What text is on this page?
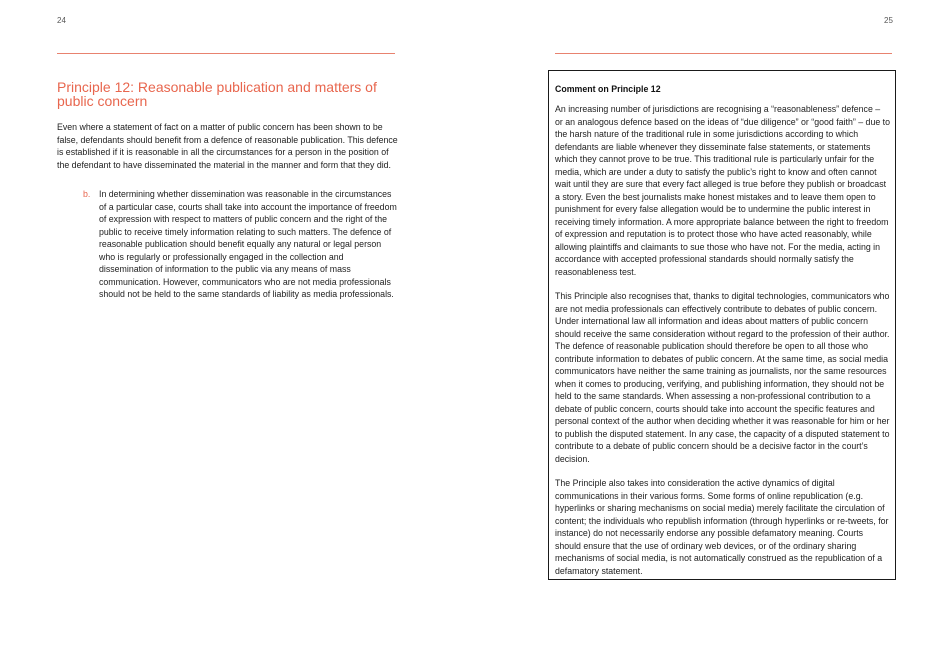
24
Principle 12: Reasonable publication and matters of public concern

Even where a statement of fact on a matter of public concern has been shown to be false, defendants should benefit from a defence of reasonable publication. This defence is established if it is reasonable in all the circumstances for a person in the position of the defendant to have disseminated the material in the manner and form that they did.

b. In determining whether dissemination was reasonable in the circumstances of a particular case, courts shall take into account the importance of freedom of expression with respect to matters of public concern and the right of the public to receive timely information relating to such matters. The defence of reasonable publication should benefit equally any natural or legal person who is regularly or professionally engaged in the collection and dissemination of information to the public via any means of mass communication. However, communicators who are not media professionals should not be held to the same standards of liability as media professionals.

25

Comment on Principle 12

An increasing number of jurisdictions are recognising a “reasonableness” defence – or an analogous defence based on the ideas of “due diligence” or “good faith” – due to the harsh nature of the traditional rule in some jurisdictions according to which defendants are liable whenever they disseminate false statements, or statements which they cannot prove to be true. This traditional rule is particularly unfair for the media, which are under a duty to satisfy the public’s right to know and often cannot wait until they are sure that every fact alleged is true before they publish or broadcast a story. Even the best journalists make honest mistakes and to leave them open to punishment for every false allegation would be to undermine the public interest in receiving timely information. A more appropriate balance between the right to freedom of expression and reputation is to protect those who have acted reasonably, while allowing plaintiffs and claimants to sue those who have not. For the media, acting in accordance with accepted professional standards should normally satisfy the reasonableness test.

This Principle also recognises that, thanks to digital technologies, communicators who are not media professionals can effectively contribute to debates of public concern. Under international law all information and ideas about matters of public concern should receive the same consideration without regard to the profession of their author. The defence of reasonable publication should therefore be open to all those who contribute information to debates of public concern. At the same time, as social media communicators have neither the same training as journalists, nor the same resources when it comes to producing, verifying, and publishing information, they should not be held to the same standards. When assessing a non-professional contribution to a debate of public concern, courts should take into account the specific features and personal context of the author when deciding whether it was reasonable for him or her to publish the disputed statement. In any case, the capacity of a disputed statement to contribute to a debate of public concern should be a decisive factor in the court’s decision.

The Principle also takes into consideration the active dynamics of digital communications in their various forms. Some forms of online republication (e.g. hyperlinks or sharing mechanisms on social media) merely facilitate the circulation of content; the individuals who republish information (through hyperlinks or re-tweets, for instance) do not necessarily endorse any possible defamatory meaning. Courts should ensure that the use of ordinary web devices, or of the ordinary sharing mechanisms of social media, is not automatically construed as the republication of a defamatory statement.
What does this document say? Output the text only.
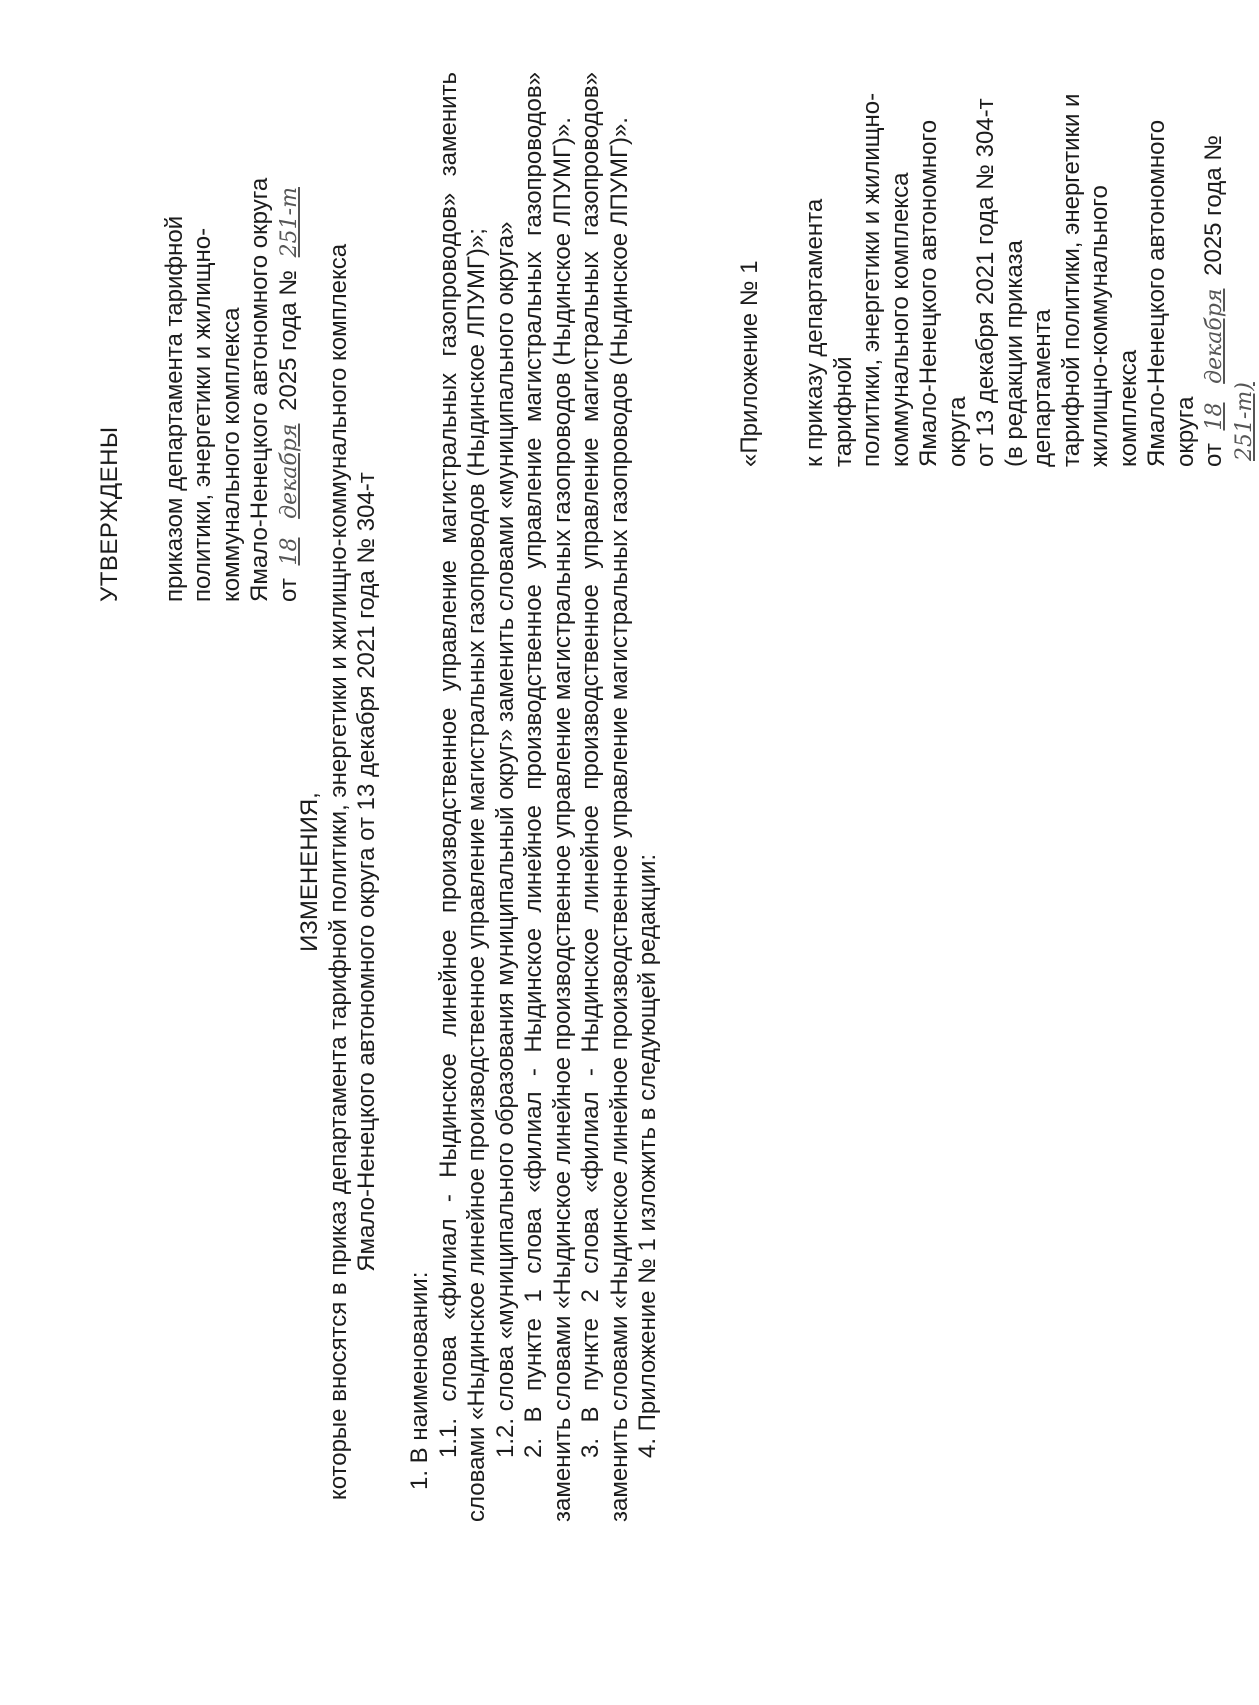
УТВЕРЖДЕНЫ приказом департамента тарифной политики, энергетики и жилищно- коммунального комплекса Ямало-Ненецкого автономного округа от 18 декабря 2025 года № 251-т

ИЗМЕНЕНИЯ, которые вносятся в приказ департамента тарифной политики, энергетики и жилищно-коммунального комплекса Ямало-Ненецкого автономного округа от 13 декабря 2021 года № 304-т

1. В наименовании: 1.1. слова «филиал - Ныдинское линейное производственное управление магистральных газопроводов» заменить словами «Ныдинское линейное производственное управление магистральных газопроводов (Ныдинское ЛПУМГ)»; 1.2. слова «муниципального образования муниципальный округ» заменить словами «муниципального округа» 2. В пункте 1 слова «филиал - Ныдинское линейное производственное управление магистральных газопроводов» заменить словами «Ныдинское линейное производственное управление магистральных газопроводов (Ныдинское ЛПУМГ)». 3. В пункте 2 слова «филиал - Ныдинское линейное производственное управление магистральных газопроводов» заменить словами «Ныдинское линейное производственное управление магистральных газопроводов (Ныдинское ЛПУМГ)». 4. Приложение № 1 изложить в следующей редакции:

«Приложение № 1 к приказу департамента тарифной политики, энергетики и жилищно- коммунального комплекса Ямало-Ненецкого автономного округа от 13 декабря 2021 года № 304-т (в редакции приказа департамента тарифной политики, энергетики и жилищно-коммунального комплекса Ямало-Ненецкого автономного округа от 18 декабря 2025 года № 251-т)
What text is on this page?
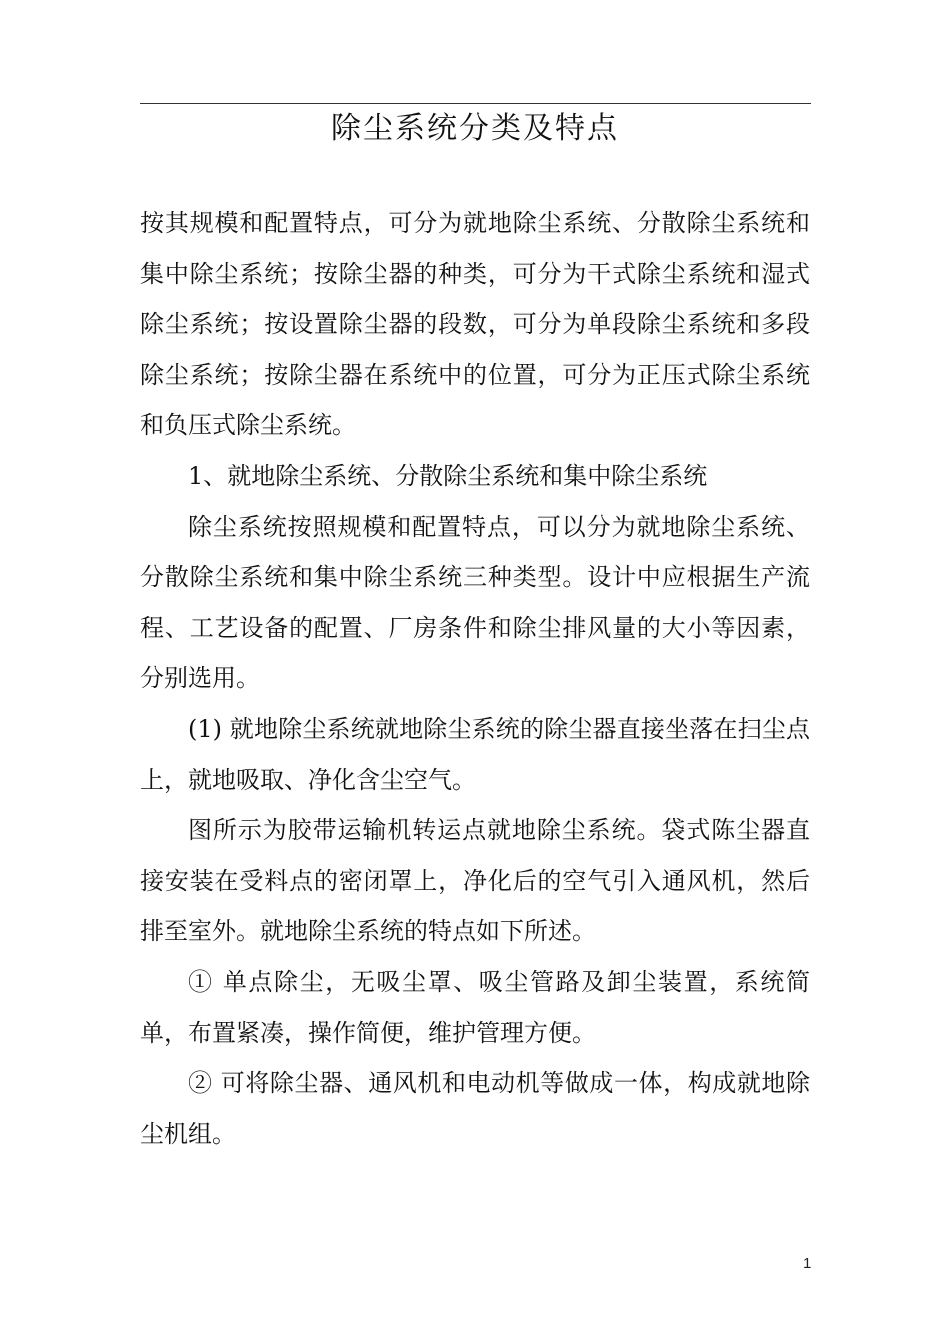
除尘系统分类及特点

按其规模和配置特点，可分为就地除尘系统、分散除尘系统和集中除尘系统；按除尘器的种类，可分为干式除尘系统和湿式除尘系统；按设置除尘器的段数，可分为单段除尘系统和多段除尘系统；按除尘器在系统中的位置，可分为正压式除尘系统和负压式除尘系统。

1、就地除尘系统、分散除尘系统和集中除尘系统

除尘系统按照规模和配置特点，可以分为就地除尘系统、分散除尘系统和集中除尘系统三种类型。设计中应根据生产流程、工艺设备的配置、厂房条件和除尘排风量的大小等因素，分别选用。

(1) 就地除尘系统就地除尘系统的除尘器直接坐落在扫尘点上，就地吸取、净化含尘空气。

图所示为胶带运输机转运点就地除尘系统。袋式陈尘器直接安装在受料点的密闭罩上，净化后的空气引入通风机，然后排至室外。就地除尘系统的特点如下所述。

① 单点除尘，无吸尘罩、吸尘管路及卸尘装置，系统简单，布置紧凑，操作简便，维护管理方便。

② 可将除尘器、通风机和电动机等做成一体，构成就地除尘机组。

1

OBJECTIVE
Strip the images and reproduce the remaining records precisely.

SOLUTION TO THIS PROBLEM
What text is on this page?
24
Principle 12: Reasonable publication and matters of public concern

Even where a statement of fact on a matter of public concern has been shown to be false, defendants should benefit from a defence of reasonable publication. This defence is established if it is reasonable in all the circumstances for a person in the position of the defendant to have disseminated the material in the manner and form that they did.

b. In determining whether dissemination was reasonable in the circumstances of a particular case, courts shall take into account the importance of freedom of expression with respect to matters of public concern and the right of the public to receive timely information relating to such matters. The defence of reasonable publication should benefit equally any natural or legal person who is regularly or professionally engaged in the collection and dissemination of information to the public via any means of mass communication. However, communicators who are not media professionals should not be held to the same standards of liability as media professionals.

25

Comment on Principle 12

An increasing number of jurisdictions are recognising a “reasonableness” defence – or an analogous defence based on the ideas of “due diligence” or “good faith” – due to the harsh nature of the traditional rule in some jurisdictions according to which defendants are liable whenever they disseminate false statements, or statements which they cannot prove to be true. This traditional rule is particularly unfair for the media, which are under a duty to satisfy the public’s right to know and often cannot wait until they are sure that every fact alleged is true before they publish or broadcast a story. Even the best journalists make honest mistakes and to leave them open to punishment for every false allegation would be to undermine the public interest in receiving timely information. A more appropriate balance between the right to freedom of expression and reputation is to protect those who have acted reasonably, while allowing plaintiffs and claimants to sue those who have not. For the media, acting in accordance with accepted professional standards should normally satisfy the reasonableness test.

This Principle also recognises that, thanks to digital technologies, communicators who are not media professionals can effectively contribute to debates of public concern. Under international law all information and ideas about matters of public concern should receive the same consideration without regard to the profession of their author. The defence of reasonable publication should therefore be open to all those who contribute information to debates of public concern. At the same time, as social media communicators have neither the same training as journalists, nor the same resources when it comes to producing, verifying, and publishing information, they should not be held to the same standards. When assessing a non-professional contribution to a debate of public concern, courts should take into account the specific features and personal context of the author when deciding whether it was reasonable for him or her to publish the disputed statement. In any case, the capacity of a disputed statement to contribute to a debate of public concern should be a decisive factor in the court’s decision.

The Principle also takes into consideration the active dynamics of digital communications in their various forms. Some forms of online republication (e.g. hyperlinks or sharing mechanisms on social media) merely facilitate the circulation of content; the individuals who republish information (through hyperlinks or re-tweets, for instance) do not necessarily endorse any possible defamatory meaning. Courts should ensure that the use of ordinary web devices, or of the ordinary sharing mechanisms of social media, is not automatically construed as the republication of a defamatory statement.
What does this document say? Output the text only.
УТВЕРЖДЕНЫ приказом департамента тарифной политики, энергетики и жилищно- коммунального комплекса Ямало-Ненецкого автономного округа от 18 декабря 2025 года № 251-т

ИЗМЕНЕНИЯ, которые вносятся в приказ департамента тарифной политики, энергетики и жилищно-коммунального комплекса Ямало-Ненецкого автономного округа от 13 декабря 2021 года № 304-т

1. В наименовании: 1.1. слова «филиал - Ныдинское линейное производственное управление магистральных газопроводов» заменить словами «Ныдинское линейное производственное управление магистральных газопроводов (Ныдинское ЛПУМГ)»; 1.2. слова «муниципального образования муниципальный округ» заменить словами «муниципального округа» 2. В пункте 1 слова «филиал - Ныдинское линейное производственное управление магистральных газопроводов» заменить словами «Ныдинское линейное производственное управление магистральных газопроводов (Ныдинское ЛПУМГ)». 3. В пункте 2 слова «филиал - Ныдинское линейное производственное управление магистральных газопроводов» заменить словами «Ныдинское линейное производственное управление магистральных газопроводов (Ныдинское ЛПУМГ)». 4. Приложение № 1 изложить в следующей редакции:

«Приложение № 1 к приказу департамента тарифной политики, энергетики и жилищно- коммунального комплекса Ямало-Ненецкого автономного округа от 13 декабря 2021 года № 304-т (в редакции приказа департамента тарифной политики, энергетики и жилищно-коммунального комплекса Ямало-Ненецкого автономного округа от 18 декабря 2025 года № 251-т)
What text is on this page?
除尘系统分类及特点

按其规模和配置特点，可分为就地除尘系统、分散除尘系统和集中除尘系统；按除尘器的种类，可分为干式除尘系统和湿式除尘系统；按设置除尘器的段数，可分为单段除尘系统和多段除尘系统；按除尘器在系统中的位置，可分为正压式除尘系统和负压式除尘系统。

1、就地除尘系统、分散除尘系统和集中除尘系统

除尘系统按照规模和配置特点，可以分为就地除尘系统、分散除尘系统和集中除尘系统三种类型。设计中应根据生产流程、工艺设备的配置、厂房条件和除尘排风量的大小等因素，分别选用。

(1) 就地除尘系统就地除尘系统的除尘器直接坐落在扫尘点上，就地吸取、净化含尘空气。

图所示为胶带运输机转运点就地除尘系统。袋式陈尘器直接安装在受料点的密闭罩上，净化后的空气引入通风机，然后排至室外。就地除尘系统的特点如下所述。

① 单点除尘，无吸尘罩、吸尘管路及卸尘装置，系统简单，布置紧凑，操作简便，维护管理方便。

② 可将除尘器、通风机和电动机等做成一体，构成就地除尘机组。

1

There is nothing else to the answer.